Exercise aim:
Without the images, write out the whole listing exactly.
:: Data shown ::
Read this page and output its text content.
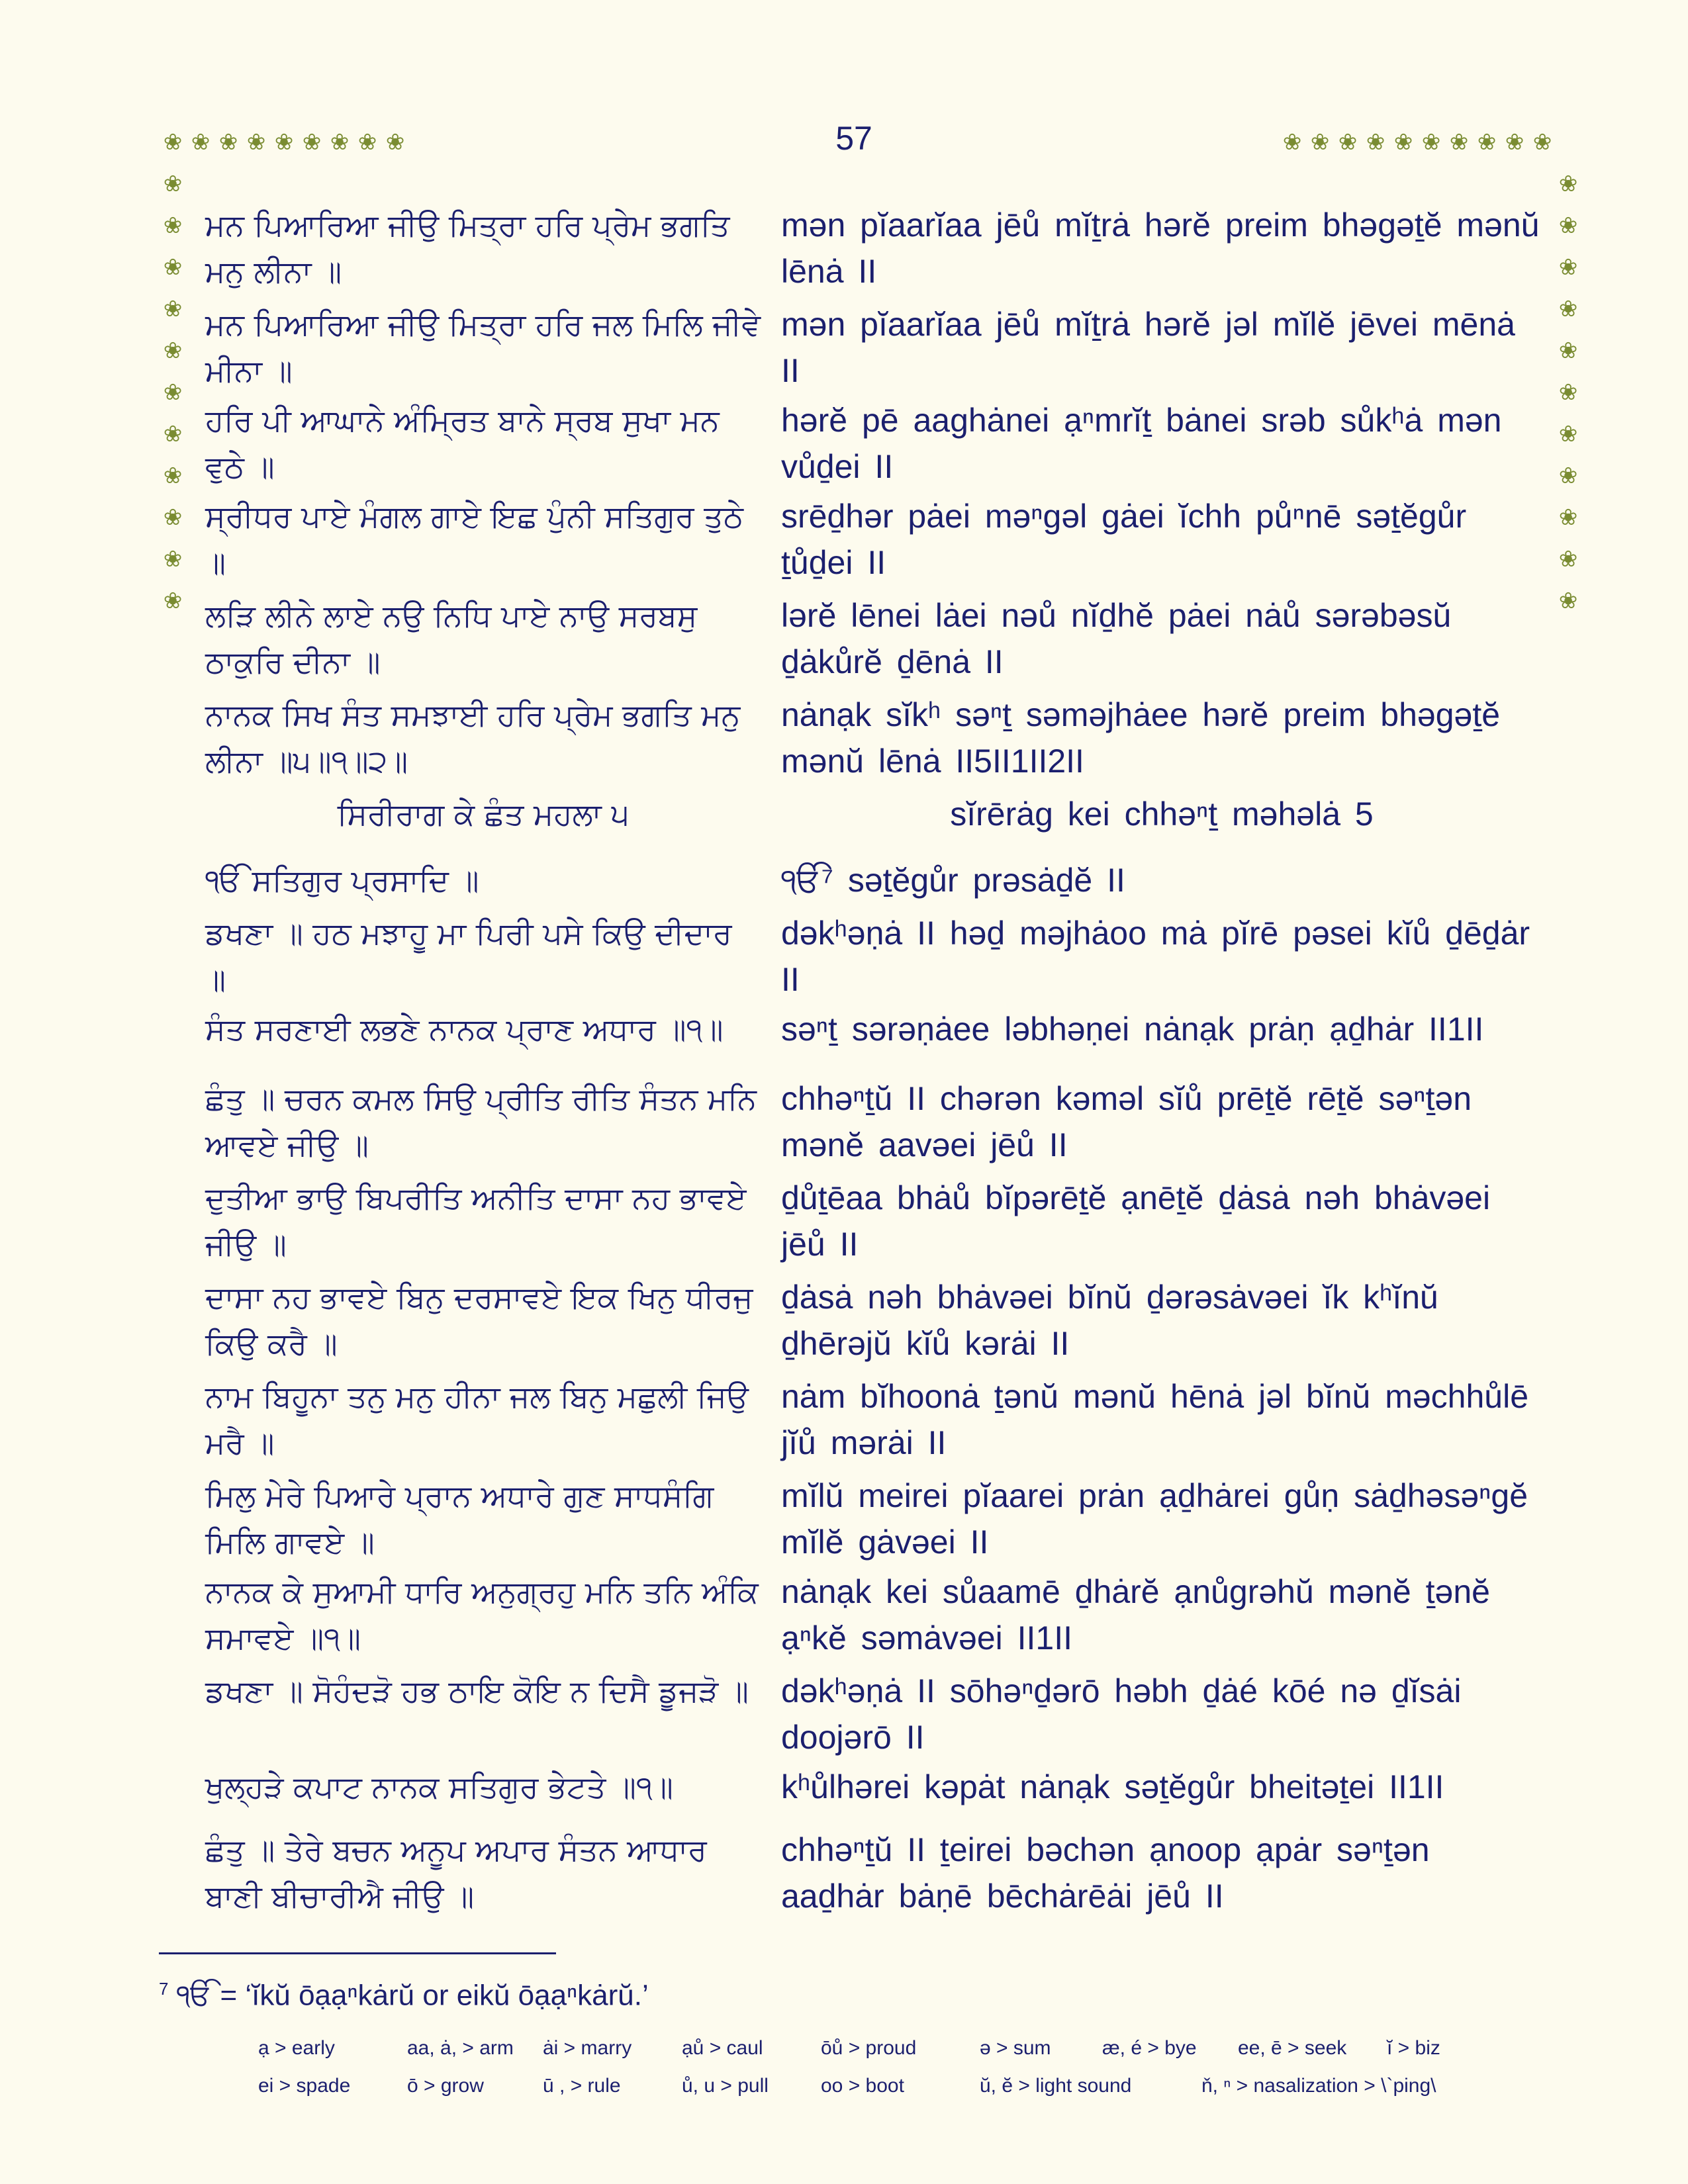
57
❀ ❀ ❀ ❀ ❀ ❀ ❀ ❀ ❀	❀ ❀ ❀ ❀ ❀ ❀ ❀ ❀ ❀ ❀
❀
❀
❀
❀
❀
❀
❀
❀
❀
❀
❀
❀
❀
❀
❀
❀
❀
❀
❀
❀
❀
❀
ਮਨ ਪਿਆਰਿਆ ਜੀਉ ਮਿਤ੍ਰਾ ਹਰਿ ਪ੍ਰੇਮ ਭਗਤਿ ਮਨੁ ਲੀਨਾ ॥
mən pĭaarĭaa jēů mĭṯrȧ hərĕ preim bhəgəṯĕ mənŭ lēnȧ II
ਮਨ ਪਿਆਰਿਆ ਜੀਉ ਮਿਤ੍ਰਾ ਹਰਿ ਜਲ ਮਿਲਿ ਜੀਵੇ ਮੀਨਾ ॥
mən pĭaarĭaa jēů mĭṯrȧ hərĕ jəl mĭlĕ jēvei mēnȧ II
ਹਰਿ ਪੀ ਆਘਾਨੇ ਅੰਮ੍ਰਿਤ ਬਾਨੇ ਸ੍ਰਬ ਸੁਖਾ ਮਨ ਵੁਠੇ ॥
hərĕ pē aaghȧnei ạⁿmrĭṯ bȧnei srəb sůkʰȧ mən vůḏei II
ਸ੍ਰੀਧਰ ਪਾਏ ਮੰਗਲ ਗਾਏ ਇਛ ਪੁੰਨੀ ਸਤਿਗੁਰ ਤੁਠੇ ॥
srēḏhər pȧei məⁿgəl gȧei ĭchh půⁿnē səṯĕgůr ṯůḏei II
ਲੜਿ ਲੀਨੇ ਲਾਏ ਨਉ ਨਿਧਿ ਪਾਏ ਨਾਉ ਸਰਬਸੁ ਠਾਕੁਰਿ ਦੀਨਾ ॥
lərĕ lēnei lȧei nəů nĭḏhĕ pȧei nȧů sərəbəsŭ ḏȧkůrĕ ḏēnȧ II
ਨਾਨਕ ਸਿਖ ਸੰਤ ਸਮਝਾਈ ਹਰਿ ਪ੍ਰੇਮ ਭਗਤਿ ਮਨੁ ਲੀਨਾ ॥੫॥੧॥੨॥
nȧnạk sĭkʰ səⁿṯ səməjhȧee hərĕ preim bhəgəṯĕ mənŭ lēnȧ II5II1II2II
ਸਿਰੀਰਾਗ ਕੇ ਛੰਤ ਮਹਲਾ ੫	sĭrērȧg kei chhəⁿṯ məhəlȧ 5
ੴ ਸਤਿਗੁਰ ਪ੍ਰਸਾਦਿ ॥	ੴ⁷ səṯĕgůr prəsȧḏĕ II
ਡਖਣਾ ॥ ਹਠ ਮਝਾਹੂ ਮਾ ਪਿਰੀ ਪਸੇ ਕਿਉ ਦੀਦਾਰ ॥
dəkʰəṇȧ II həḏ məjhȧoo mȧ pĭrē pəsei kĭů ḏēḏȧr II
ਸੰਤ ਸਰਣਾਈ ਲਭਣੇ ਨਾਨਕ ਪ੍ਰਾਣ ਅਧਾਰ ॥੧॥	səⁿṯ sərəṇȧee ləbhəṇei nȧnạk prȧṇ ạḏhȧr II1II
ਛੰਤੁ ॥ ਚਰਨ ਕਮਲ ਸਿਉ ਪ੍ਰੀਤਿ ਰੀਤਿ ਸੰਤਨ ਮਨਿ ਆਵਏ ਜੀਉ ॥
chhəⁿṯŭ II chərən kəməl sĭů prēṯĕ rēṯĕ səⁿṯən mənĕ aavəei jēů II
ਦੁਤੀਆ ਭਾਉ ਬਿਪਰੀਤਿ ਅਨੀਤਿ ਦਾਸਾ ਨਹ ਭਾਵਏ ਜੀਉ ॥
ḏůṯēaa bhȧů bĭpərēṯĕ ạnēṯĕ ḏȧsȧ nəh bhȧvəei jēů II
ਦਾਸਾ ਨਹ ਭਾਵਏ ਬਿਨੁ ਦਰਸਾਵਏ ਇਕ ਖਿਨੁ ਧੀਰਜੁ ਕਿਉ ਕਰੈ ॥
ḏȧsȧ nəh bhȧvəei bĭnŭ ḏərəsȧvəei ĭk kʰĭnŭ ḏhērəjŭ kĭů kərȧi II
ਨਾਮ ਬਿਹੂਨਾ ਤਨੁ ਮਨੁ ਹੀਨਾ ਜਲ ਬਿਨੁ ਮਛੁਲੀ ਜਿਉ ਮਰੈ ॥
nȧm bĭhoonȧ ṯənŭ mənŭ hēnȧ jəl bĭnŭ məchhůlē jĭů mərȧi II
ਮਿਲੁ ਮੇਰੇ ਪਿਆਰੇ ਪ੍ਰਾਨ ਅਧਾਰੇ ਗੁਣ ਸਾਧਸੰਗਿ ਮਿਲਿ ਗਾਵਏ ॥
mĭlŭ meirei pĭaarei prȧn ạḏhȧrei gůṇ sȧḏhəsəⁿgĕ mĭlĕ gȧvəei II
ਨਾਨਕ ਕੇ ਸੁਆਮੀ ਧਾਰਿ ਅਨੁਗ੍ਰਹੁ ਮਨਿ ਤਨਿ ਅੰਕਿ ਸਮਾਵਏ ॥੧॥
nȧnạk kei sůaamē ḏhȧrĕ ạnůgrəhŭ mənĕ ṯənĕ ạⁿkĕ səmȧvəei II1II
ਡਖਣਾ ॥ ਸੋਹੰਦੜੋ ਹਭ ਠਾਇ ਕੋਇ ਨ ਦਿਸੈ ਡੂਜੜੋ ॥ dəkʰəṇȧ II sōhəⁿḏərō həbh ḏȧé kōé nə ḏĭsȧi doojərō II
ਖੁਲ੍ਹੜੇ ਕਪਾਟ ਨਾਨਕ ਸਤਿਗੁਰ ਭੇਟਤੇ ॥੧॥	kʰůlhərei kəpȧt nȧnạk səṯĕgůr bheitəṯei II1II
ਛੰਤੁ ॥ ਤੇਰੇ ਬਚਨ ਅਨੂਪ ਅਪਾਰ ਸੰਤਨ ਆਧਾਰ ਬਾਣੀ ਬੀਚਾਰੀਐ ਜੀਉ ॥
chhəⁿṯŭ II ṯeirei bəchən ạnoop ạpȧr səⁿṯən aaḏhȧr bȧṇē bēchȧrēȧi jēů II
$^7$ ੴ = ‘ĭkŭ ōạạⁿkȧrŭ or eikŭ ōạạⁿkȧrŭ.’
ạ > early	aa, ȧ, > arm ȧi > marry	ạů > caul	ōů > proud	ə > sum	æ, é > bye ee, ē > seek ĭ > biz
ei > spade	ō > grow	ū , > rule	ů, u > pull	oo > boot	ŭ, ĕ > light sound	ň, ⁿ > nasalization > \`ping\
:::
Exercise result:
Read this page and output its text content.
57
❀ ❀ ❀ ❀ ❀ ❀ ❀ ❀ ❀	❀ ❀ ❀ ❀ ❀ ❀ ❀ ❀ ❀ ❀
❀
❀
❀
❀
❀
❀
❀
❀
❀
❀
❀
❀
❀
❀
❀
❀
❀
❀
❀
❀
❀
❀
ਮਨ ਪਿਆਰਿਆ ਜੀਉ ਮਿਤ੍ਰਾ ਹਰਿ ਪ੍ਰੇਮ ਭਗਤਿ ਮਨੁ ਲੀਨਾ ॥
mən pĭaarĭaa jēů mĭṯrȧ hərĕ preim bhəgəṯĕ mənŭ lēnȧ II
ਮਨ ਪਿਆਰਿਆ ਜੀਉ ਮਿਤ੍ਰਾ ਹਰਿ ਜਲ ਮਿਲਿ ਜੀਵੇ ਮੀਨਾ ॥
mən pĭaarĭaa jēů mĭṯrȧ hərĕ jəl mĭlĕ jēvei mēnȧ II
ਹਰਿ ਪੀ ਆਘਾਨੇ ਅੰਮ੍ਰਿਤ ਬਾਨੇ ਸ੍ਰਬ ਸੁਖਾ ਮਨ ਵੁਠੇ ॥
hərĕ pē aaghȧnei ạⁿmrĭṯ bȧnei srəb sůkʰȧ mən vůḏei II
ਸ੍ਰੀਧਰ ਪਾਏ ਮੰਗਲ ਗਾਏ ਇਛ ਪੁੰਨੀ ਸਤਿਗੁਰ ਤੁਠੇ ॥
srēḏhər pȧei məⁿgəl gȧei ĭchh půⁿnē səṯĕgůr ṯůḏei II
ਲੜਿ ਲੀਨੇ ਲਾਏ ਨਉ ਨਿਧਿ ਪਾਏ ਨਾਉ ਸਰਬਸੁ ਠਾਕੁਰਿ ਦੀਨਾ ॥
lərĕ lēnei lȧei nəů nĭḏhĕ pȧei nȧů sərəbəsŭ ḏȧkůrĕ ḏēnȧ II
ਨਾਨਕ ਸਿਖ ਸੰਤ ਸਮਝਾਈ ਹਰਿ ਪ੍ਰੇਮ ਭਗਤਿ ਮਨੁ ਲੀਨਾ ॥੫॥੧॥੨॥
nȧnạk sĭkʰ səⁿṯ səməjhȧee hərĕ preim bhəgəṯĕ mənŭ lēnȧ II5II1II2II
ਸਿਰੀਰਾਗ ਕੇ ਛੰਤ ਮਹਲਾ ੫	sĭrērȧg kei chhəⁿṯ məhəlȧ 5
ੴ ਸਤਿਗੁਰ ਪ੍ਰਸਾਦਿ ॥	ੴ⁷ səṯĕgůr prəsȧḏĕ II
ਡਖਣਾ ॥ ਹਠ ਮਝਾਹੂ ਮਾ ਪਿਰੀ ਪਸੇ ਕਿਉ ਦੀਦਾਰ ॥
dəkʰəṇȧ II həḏ məjhȧoo mȧ pĭrē pəsei kĭů ḏēḏȧr II
ਸੰਤ ਸਰਣਾਈ ਲਭਣੇ ਨਾਨਕ ਪ੍ਰਾਣ ਅਧਾਰ ॥੧॥	səⁿṯ sərəṇȧee ləbhəṇei nȧnạk prȧṇ ạḏhȧr II1II
ਛੰਤੁ ॥ ਚਰਨ ਕਮਲ ਸਿਉ ਪ੍ਰੀਤਿ ਰੀਤਿ ਸੰਤਨ ਮਨਿ ਆਵਏ ਜੀਉ ॥
chhəⁿṯŭ II chərən kəməl sĭů prēṯĕ rēṯĕ səⁿṯən mənĕ aavəei jēů II
ਦੁਤੀਆ ਭਾਉ ਬਿਪਰੀਤਿ ਅਨੀਤਿ ਦਾਸਾ ਨਹ ਭਾਵਏ ਜੀਉ ॥
ḏůṯēaa bhȧů bĭpərēṯĕ ạnēṯĕ ḏȧsȧ nəh bhȧvəei jēů II
ਦਾਸਾ ਨਹ ਭਾਵਏ ਬਿਨੁ ਦਰਸਾਵਏ ਇਕ ਖਿਨੁ ਧੀਰਜੁ ਕਿਉ ਕਰੈ ॥
ḏȧsȧ nəh bhȧvəei bĭnŭ ḏərəsȧvəei ĭk kʰĭnŭ ḏhērəjŭ kĭů kərȧi II
ਨਾਮ ਬਿਹੂਨਾ ਤਨੁ ਮਨੁ ਹੀਨਾ ਜਲ ਬਿਨੁ ਮਛੁਲੀ ਜਿਉ ਮਰੈ ॥
nȧm bĭhoonȧ ṯənŭ mənŭ hēnȧ jəl bĭnŭ məchhůlē jĭů mərȧi II
ਮਿਲੁ ਮੇਰੇ ਪਿਆਰੇ ਪ੍ਰਾਨ ਅਧਾਰੇ ਗੁਣ ਸਾਧਸੰਗਿ ਮਿਲਿ ਗਾਵਏ ॥
mĭlŭ meirei pĭaarei prȧn ạḏhȧrei gůṇ sȧḏhəsəⁿgĕ mĭlĕ gȧvəei II
ਨਾਨਕ ਕੇ ਸੁਆਮੀ ਧਾਰਿ ਅਨੁਗ੍ਰਹੁ ਮਨਿ ਤਨਿ ਅੰਕਿ ਸਮਾਵਏ ॥੧॥
nȧnạk kei sůaamē ḏhȧrĕ ạnůgrəhŭ mənĕ ṯənĕ ạⁿkĕ səmȧvəei II1II
ਡਖਣਾ ॥ ਸੋਹੰਦੜੋ ਹਭ ਠਾਇ ਕੋਇ ਨ ਦਿਸੈ ਡੂਜੜੋ ॥ dəkʰəṇȧ II sōhəⁿḏərō həbh ḏȧé kōé nə ḏĭsȧi doojərō II
ਖੁਲ੍ਹੜੇ ਕਪਾਟ ਨਾਨਕ ਸਤਿਗੁਰ ਭੇਟਤੇ ॥੧॥	kʰůlhərei kəpȧt nȧnạk səṯĕgůr bheitəṯei II1II
ਛੰਤੁ ॥ ਤੇਰੇ ਬਚਨ ਅਨੂਪ ਅਪਾਰ ਸੰਤਨ ਆਧਾਰ ਬਾਣੀ ਬੀਚਾਰੀਐ ਜੀਉ ॥
chhəⁿṯŭ II ṯeirei bəchən ạnoop ạpȧr səⁿṯən aaḏhȧr bȧṇē bēchȧrēȧi jēů II
$^7$ ੴ = ‘ĭkŭ ōạạⁿkȧrŭ or eikŭ ōạạⁿkȧrŭ.’
ạ > early	aa, ȧ, > arm ȧi > marry	ạů > caul	ōů > proud	ə > sum	æ, é > bye ee, ē > seek ĭ > biz
ei > spade	ō > grow	ū , > rule	ů, u > pull	oo > boot	ŭ, ĕ > light sound	ň, ⁿ > nasalization > \`ping\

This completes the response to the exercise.